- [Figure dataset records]

******

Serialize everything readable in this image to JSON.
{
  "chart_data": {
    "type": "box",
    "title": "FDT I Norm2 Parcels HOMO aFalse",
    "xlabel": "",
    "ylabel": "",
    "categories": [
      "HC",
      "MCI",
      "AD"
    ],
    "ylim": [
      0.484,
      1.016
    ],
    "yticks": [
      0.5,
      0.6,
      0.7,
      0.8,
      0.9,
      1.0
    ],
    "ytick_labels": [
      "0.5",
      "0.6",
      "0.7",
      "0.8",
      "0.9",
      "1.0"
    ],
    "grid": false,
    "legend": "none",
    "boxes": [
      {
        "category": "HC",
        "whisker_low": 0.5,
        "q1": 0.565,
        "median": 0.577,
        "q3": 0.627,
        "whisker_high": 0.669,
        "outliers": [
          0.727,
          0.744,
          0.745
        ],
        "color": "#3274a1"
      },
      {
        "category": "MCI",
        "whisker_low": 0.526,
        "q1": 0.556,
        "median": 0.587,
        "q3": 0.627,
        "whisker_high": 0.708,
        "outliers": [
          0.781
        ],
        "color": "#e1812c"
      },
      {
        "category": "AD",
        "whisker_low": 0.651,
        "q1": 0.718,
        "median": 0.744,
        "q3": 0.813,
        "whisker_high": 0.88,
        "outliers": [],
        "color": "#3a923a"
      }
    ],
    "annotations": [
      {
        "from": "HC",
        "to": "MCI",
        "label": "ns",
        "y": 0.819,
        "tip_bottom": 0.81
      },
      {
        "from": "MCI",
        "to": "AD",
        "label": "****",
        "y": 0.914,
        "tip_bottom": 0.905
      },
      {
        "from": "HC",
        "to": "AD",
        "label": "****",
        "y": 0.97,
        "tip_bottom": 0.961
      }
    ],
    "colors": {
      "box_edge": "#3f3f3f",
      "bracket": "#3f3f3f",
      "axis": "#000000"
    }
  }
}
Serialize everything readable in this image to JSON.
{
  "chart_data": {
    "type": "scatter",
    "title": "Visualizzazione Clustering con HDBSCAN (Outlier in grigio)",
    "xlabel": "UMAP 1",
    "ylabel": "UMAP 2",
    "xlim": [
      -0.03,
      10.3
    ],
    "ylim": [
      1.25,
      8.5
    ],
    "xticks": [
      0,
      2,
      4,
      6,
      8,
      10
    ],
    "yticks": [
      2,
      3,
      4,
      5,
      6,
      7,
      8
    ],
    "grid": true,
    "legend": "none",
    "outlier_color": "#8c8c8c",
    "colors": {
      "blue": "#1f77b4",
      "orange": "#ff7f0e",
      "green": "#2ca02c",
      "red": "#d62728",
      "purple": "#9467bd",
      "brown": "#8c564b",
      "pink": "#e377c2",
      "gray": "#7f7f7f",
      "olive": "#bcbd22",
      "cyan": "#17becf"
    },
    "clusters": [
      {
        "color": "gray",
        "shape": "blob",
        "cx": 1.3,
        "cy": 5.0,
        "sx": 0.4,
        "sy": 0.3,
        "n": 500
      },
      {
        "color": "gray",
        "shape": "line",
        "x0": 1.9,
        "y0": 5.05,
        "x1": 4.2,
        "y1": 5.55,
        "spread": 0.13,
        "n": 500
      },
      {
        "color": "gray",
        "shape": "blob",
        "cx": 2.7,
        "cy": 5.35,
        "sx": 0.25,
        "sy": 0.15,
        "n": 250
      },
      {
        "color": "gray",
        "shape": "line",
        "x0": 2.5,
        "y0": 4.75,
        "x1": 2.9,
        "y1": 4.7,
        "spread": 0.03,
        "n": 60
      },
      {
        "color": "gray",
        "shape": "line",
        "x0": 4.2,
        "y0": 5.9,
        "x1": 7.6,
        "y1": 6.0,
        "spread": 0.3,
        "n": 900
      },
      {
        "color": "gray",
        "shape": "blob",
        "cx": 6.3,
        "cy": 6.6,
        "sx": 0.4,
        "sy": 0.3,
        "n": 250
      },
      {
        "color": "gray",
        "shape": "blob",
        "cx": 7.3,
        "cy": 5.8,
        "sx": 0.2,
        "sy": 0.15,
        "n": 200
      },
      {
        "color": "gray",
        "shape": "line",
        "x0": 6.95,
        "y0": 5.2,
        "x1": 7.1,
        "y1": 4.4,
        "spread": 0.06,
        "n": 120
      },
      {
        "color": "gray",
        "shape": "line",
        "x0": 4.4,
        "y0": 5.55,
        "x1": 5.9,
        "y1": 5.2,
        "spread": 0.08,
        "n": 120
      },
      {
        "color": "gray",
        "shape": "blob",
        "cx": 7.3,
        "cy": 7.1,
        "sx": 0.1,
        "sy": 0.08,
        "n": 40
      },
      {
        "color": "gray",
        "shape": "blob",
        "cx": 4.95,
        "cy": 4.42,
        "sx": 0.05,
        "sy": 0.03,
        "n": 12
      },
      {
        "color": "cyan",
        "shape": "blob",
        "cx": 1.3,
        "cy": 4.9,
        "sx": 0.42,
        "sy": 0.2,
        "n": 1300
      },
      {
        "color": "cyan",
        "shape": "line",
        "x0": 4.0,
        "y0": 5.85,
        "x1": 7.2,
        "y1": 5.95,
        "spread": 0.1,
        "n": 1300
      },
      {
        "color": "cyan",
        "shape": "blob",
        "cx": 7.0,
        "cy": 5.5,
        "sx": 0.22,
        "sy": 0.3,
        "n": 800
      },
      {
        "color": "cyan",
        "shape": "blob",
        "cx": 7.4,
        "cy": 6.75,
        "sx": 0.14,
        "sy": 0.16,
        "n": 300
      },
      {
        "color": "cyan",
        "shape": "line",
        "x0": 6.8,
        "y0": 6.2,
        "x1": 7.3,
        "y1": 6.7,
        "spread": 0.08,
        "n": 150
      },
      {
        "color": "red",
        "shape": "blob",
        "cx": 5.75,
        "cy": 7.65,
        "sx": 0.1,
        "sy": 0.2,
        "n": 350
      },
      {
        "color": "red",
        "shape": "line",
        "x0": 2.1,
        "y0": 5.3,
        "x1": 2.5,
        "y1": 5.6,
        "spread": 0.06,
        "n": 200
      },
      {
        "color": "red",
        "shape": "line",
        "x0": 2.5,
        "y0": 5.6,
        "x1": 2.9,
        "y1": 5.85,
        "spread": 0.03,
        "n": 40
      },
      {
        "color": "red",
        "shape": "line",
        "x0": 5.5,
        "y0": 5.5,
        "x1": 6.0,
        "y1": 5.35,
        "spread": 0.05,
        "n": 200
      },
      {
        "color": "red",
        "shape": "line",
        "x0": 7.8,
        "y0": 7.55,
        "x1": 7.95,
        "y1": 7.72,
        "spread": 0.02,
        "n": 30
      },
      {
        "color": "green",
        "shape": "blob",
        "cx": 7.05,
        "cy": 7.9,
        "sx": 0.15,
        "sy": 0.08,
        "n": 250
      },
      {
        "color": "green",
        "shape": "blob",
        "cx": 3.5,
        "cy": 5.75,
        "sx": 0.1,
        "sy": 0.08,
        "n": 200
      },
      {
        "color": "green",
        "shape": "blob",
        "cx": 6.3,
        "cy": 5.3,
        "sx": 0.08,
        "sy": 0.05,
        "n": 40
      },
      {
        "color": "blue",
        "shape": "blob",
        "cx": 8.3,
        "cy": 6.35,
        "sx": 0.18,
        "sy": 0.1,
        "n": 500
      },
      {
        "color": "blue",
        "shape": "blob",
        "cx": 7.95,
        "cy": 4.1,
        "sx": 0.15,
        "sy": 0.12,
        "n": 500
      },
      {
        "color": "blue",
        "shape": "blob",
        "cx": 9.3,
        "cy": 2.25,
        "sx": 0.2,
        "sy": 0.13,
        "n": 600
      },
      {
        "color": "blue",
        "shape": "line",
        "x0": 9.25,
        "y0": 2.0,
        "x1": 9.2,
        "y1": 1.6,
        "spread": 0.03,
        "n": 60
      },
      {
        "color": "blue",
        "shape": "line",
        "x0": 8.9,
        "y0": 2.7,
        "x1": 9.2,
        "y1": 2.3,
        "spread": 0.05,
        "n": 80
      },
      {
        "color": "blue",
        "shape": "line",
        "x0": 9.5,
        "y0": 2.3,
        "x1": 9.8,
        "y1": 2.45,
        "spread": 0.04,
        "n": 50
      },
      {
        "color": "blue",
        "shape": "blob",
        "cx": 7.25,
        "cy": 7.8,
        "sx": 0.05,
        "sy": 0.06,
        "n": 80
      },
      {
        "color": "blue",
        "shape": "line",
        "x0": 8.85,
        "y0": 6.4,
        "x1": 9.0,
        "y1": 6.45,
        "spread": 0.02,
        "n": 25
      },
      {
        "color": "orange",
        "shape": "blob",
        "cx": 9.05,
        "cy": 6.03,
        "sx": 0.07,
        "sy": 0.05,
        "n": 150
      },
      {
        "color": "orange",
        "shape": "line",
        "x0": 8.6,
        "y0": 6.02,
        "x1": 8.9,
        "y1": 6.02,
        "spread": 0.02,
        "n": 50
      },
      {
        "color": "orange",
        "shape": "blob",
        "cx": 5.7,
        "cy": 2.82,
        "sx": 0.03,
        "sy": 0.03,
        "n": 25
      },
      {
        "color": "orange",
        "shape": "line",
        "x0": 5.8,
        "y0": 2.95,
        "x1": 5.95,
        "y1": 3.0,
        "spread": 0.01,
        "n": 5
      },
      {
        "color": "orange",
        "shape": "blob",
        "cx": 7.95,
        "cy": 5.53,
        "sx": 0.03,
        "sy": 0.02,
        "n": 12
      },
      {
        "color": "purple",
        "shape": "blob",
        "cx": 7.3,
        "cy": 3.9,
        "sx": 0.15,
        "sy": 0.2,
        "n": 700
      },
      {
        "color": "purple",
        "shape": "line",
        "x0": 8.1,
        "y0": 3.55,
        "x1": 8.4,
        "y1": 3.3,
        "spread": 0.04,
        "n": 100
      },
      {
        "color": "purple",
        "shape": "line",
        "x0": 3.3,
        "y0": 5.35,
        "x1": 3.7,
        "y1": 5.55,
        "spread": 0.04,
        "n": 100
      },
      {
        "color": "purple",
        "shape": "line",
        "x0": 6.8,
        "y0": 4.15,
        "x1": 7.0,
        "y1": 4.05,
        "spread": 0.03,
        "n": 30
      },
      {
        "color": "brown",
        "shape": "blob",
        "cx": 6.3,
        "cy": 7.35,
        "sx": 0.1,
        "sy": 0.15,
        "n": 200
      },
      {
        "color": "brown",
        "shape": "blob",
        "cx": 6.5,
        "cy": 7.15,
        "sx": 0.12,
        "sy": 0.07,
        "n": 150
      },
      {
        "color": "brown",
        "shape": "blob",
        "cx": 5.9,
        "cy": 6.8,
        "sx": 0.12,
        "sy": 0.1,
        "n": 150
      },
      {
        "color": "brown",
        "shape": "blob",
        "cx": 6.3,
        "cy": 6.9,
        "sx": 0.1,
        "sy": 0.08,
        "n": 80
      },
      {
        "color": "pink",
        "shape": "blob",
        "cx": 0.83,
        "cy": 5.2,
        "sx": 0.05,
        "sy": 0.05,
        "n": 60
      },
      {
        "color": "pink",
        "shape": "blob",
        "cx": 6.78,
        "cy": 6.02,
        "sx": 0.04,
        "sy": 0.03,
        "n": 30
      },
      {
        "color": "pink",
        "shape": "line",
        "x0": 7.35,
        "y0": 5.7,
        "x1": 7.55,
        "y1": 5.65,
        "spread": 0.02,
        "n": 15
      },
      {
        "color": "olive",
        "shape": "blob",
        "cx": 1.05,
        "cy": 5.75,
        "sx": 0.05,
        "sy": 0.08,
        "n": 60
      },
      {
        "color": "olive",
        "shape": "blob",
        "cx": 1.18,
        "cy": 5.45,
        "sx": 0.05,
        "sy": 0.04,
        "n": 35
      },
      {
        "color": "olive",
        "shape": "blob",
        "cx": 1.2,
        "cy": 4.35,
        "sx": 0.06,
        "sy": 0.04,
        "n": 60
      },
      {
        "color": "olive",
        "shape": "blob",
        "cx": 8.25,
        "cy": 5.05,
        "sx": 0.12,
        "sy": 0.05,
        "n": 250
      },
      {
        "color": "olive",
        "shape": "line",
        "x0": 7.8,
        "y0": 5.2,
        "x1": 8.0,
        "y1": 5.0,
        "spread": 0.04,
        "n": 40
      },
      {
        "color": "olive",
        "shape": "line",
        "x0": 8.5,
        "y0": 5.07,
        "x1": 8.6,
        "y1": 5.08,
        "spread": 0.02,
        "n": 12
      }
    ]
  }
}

******

- [Task requirements] Identify the lines above that contain the word "median", then copy them.

- [Solution to the exercise]
        "median": 0.577,
        "median": 0.587,
        "median": 0.744,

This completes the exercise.